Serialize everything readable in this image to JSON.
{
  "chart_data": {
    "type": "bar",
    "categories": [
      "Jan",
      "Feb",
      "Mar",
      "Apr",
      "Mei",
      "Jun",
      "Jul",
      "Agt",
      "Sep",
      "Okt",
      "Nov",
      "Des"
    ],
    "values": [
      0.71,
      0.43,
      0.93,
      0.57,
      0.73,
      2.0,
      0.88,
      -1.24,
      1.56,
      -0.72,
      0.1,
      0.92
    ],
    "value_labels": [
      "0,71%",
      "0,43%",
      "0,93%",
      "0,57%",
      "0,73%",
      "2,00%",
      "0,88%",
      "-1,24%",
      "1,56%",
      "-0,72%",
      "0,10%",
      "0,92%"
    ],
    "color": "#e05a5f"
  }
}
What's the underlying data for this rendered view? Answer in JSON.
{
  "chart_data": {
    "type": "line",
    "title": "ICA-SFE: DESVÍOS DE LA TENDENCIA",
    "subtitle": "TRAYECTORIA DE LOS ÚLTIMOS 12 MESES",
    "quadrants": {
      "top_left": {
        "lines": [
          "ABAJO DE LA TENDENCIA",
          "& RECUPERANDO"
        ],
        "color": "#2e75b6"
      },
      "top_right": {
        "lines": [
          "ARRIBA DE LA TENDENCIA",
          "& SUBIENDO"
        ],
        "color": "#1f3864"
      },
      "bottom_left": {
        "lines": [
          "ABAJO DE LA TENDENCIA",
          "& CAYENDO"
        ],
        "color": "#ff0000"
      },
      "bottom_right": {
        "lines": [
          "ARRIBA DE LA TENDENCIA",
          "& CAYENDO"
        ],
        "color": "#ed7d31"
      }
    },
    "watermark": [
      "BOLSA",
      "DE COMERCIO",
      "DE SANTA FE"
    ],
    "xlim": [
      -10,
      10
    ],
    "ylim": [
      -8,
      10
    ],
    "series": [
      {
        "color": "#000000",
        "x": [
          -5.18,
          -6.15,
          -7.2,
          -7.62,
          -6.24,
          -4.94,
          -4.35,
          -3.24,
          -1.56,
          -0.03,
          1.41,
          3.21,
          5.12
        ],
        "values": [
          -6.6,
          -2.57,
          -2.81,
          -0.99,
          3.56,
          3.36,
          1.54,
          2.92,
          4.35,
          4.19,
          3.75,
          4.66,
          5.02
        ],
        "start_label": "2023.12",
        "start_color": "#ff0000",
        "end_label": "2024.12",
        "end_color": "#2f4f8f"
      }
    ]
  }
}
* * * *
● **Stated problem**:
Copy all of the data. Keep every word exactly as it is.

● **Exercise response**:
Serialize everything readable in this image to JSON.
{
  "chart_data": {
    "type": "bar",
    "categories": [
      "Jan",
      "Feb",
      "Mar",
      "Apr",
      "Mei",
      "Jun",
      "Jul",
      "Agt",
      "Sep",
      "Okt",
      "Nov",
      "Des"
    ],
    "values": [
      0.71,
      0.43,
      0.93,
      0.57,
      0.73,
      2.0,
      0.88,
      -1.24,
      1.56,
      -0.72,
      0.1,
      0.92
    ],
    "value_labels": [
      "0,71%",
      "0,43%",
      "0,93%",
      "0,57%",
      "0,73%",
      "2,00%",
      "0,88%",
      "-1,24%",
      "1,56%",
      "-0,72%",
      "0,10%",
      "0,92%"
    ],
    "color": "#e05a5f"
  }
}
What's the underlying data for this rendered view? Answer in JSON.
{
  "chart_data": {
    "type": "line",
    "title": "ICA-SFE: DESVÍOS DE LA TENDENCIA",
    "subtitle": "TRAYECTORIA DE LOS ÚLTIMOS 12 MESES",
    "quadrants": {
      "top_left": {
        "lines": [
          "ABAJO DE LA TENDENCIA",
          "& RECUPERANDO"
        ],
        "color": "#2e75b6"
      },
      "top_right": {
        "lines": [
          "ARRIBA DE LA TENDENCIA",
          "& SUBIENDO"
        ],
        "color": "#1f3864"
      },
      "bottom_left": {
        "lines": [
          "ABAJO DE LA TENDENCIA",
          "& CAYENDO"
        ],
        "color": "#ff0000"
      },
      "bottom_right": {
        "lines": [
          "ARRIBA DE LA TENDENCIA",
          "& CAYENDO"
        ],
        "color": "#ed7d31"
      }
    },
    "watermark": [
      "BOLSA",
      "DE COMERCIO",
      "DE SANTA FE"
    ],
    "xlim": [
      -10,
      10
    ],
    "ylim": [
      -8,
      10
    ],
    "series": [
      {
        "color": "#000000",
        "x": [
          -5.18,
          -6.15,
          -7.2,
          -7.62,
          -6.24,
          -4.94,
          -4.35,
          -3.24,
          -1.56,
          -0.03,
          1.41,
          3.21,
          5.12
        ],
        "values": [
          -6.6,
          -2.57,
          -2.81,
          -0.99,
          3.56,
          3.36,
          1.54,
          2.92,
          4.35,
          4.19,
          3.75,
          4.66,
          5.02
        ],
        "start_label": "2023.12",
        "start_color": "#ff0000",
        "end_label": "2024.12",
        "end_color": "#2f4f8f"
      }
    ]
  }
}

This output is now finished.